What is asked: List all lines of the data containing the word "sivulle".

Records shown:
━━━━━━━━━━━━━━━━━━━━━━━━━━━━━━

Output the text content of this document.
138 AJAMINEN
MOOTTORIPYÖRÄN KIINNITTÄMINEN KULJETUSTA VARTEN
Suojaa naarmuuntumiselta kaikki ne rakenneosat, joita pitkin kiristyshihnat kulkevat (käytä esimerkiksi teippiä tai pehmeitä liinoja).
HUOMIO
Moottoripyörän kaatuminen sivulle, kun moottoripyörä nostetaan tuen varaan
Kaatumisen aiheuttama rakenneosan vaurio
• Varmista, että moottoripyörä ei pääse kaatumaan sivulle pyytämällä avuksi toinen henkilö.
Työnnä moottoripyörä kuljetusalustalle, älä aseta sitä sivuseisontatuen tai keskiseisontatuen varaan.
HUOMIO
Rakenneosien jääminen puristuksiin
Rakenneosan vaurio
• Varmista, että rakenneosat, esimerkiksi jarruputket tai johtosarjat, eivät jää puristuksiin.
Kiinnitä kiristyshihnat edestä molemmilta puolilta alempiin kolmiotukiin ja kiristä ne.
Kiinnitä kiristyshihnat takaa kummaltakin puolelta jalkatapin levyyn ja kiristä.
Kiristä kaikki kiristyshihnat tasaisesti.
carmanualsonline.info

━━━━━━━━━━━━━━━━━━━━━━━━━━━━━━

Written solution:
Moottoripyörän kaatuminen sivulle, kun moottoripyörä nostetaan tuen varaan
• Varmista, että moottoripyörä ei pääse kaatumaan sivulle pyytämällä avuksi toinen henkilö.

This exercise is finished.